Start of SOURCE MATERIAL

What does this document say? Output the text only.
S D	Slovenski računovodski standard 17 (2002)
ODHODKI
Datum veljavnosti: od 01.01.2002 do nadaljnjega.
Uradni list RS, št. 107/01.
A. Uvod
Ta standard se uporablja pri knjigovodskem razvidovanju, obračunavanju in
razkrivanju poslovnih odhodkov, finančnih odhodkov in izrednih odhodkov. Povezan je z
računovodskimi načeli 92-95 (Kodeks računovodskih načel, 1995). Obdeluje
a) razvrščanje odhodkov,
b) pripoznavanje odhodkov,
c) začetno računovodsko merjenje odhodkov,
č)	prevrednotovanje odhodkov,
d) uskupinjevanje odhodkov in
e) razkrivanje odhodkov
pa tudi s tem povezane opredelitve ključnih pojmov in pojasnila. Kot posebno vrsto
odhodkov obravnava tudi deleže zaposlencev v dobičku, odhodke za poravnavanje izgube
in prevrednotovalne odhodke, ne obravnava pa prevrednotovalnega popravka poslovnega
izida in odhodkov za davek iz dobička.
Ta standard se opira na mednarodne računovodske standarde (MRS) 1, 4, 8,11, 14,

End of SOURCE MATERIAL

STATED GOAL: Nothing may be left out: return each entry exactly as it reads.

EXPECTED ANSWER:
What does this document say? Output the text only.
S D	Slovenski računovodski standard 17 (2002)
ODHODKI
Datum veljavnosti: od 01.01.2002 do nadaljnjega.
Uradni list RS, št. 107/01.
A. Uvod
Ta standard se uporablja pri knjigovodskem razvidovanju, obračunavanju in
razkrivanju poslovnih odhodkov, finančnih odhodkov in izrednih odhodkov. Povezan je z
računovodskimi načeli 92-95 (Kodeks računovodskih načel, 1995). Obdeluje
a) razvrščanje odhodkov,
b) pripoznavanje odhodkov,
c) začetno računovodsko merjenje odhodkov,
č)	prevrednotovanje odhodkov,
d) uskupinjevanje odhodkov in
e) razkrivanje odhodkov
pa tudi s tem povezane opredelitve ključnih pojmov in pojasnila. Kot posebno vrsto
odhodkov obravnava tudi deleže zaposlencev v dobičku, odhodke za poravnavanje izgube
in prevrednotovalne odhodke, ne obravnava pa prevrednotovalnega popravka poslovnega
izida in odhodkov za davek iz dobička.
Ta standard se opira na mednarodne računovodske standarde (MRS) 1, 4, 8,11, 14,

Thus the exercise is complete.